◆ Task objective
Only the number is wanted: count the lines that include the word "Volumen".

Dataset entries on figures:

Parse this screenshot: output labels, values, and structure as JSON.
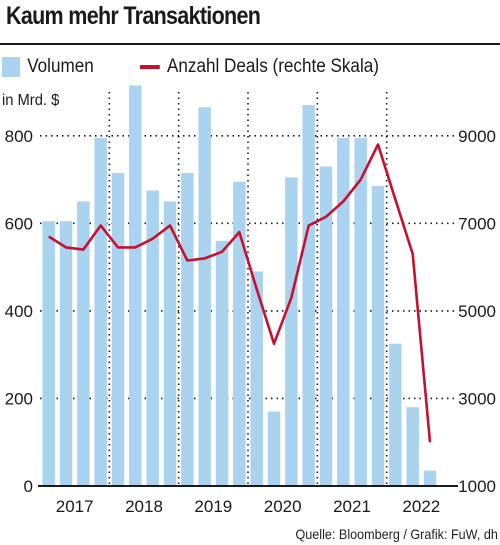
{
  "header": {
    "title": "Kaum mehr Transaktionen",
    "legend_volume": "Volumen",
    "legend_deals": "Anzahl Deals (rechte Skala)",
    "unit_label": "in Mrd. $",
    "source": "Quelle: Bloomberg / Grafik: FuW, dh"
  },
  "colors": {
    "bars": "#a9d3ee",
    "line": "#c8102e",
    "grid": "#1a1a1a"
  },
  "chart_data": {
    "type": "bar",
    "title": "Kaum mehr Transaktionen",
    "ylabel": "in Mrd. $",
    "ylim": [
      0,
      900
    ],
    "yticks": [
      0,
      200,
      400,
      600,
      800
    ],
    "y2lim": [
      1000,
      10000
    ],
    "y2ticks": [
      1000,
      3000,
      5000,
      7000,
      9000
    ],
    "year_labels": [
      "2017",
      "2018",
      "2019",
      "2020",
      "2021",
      "2022"
    ],
    "categories": [
      "2017 Q1",
      "2017 Q2",
      "2017 Q3",
      "2017 Q4",
      "2018 Q1",
      "2018 Q2",
      "2018 Q3",
      "2018 Q4",
      "2019 Q1",
      "2019 Q2",
      "2019 Q3",
      "2019 Q4",
      "2020 Q1",
      "2020 Q2",
      "2020 Q3",
      "2020 Q4",
      "2021 Q1",
      "2021 Q2",
      "2021 Q3",
      "2021 Q4",
      "2022 Q1",
      "2022 Q2",
      "2022 Q3",
      "2022 Q4"
    ],
    "series": [
      {
        "name": "Volumen",
        "axis": "left",
        "kind": "bar",
        "values": [
          605,
          605,
          650,
          795,
          715,
          915,
          675,
          650,
          715,
          865,
          560,
          695,
          490,
          170,
          705,
          870,
          730,
          795,
          795,
          685,
          325,
          180,
          35,
          null
        ]
      },
      {
        "name": "Anzahl Deals (rechte Skala)",
        "axis": "right",
        "kind": "line",
        "values": [
          6700,
          6450,
          6400,
          6950,
          6450,
          6450,
          6650,
          6950,
          6150,
          6200,
          6350,
          6800,
          5500,
          4250,
          5300,
          6950,
          7150,
          7500,
          8000,
          8800,
          7550,
          6300,
          2000,
          null
        ]
      }
    ],
    "grid": true,
    "legend_position": "top-left"
  }
}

◆ Exercise result
2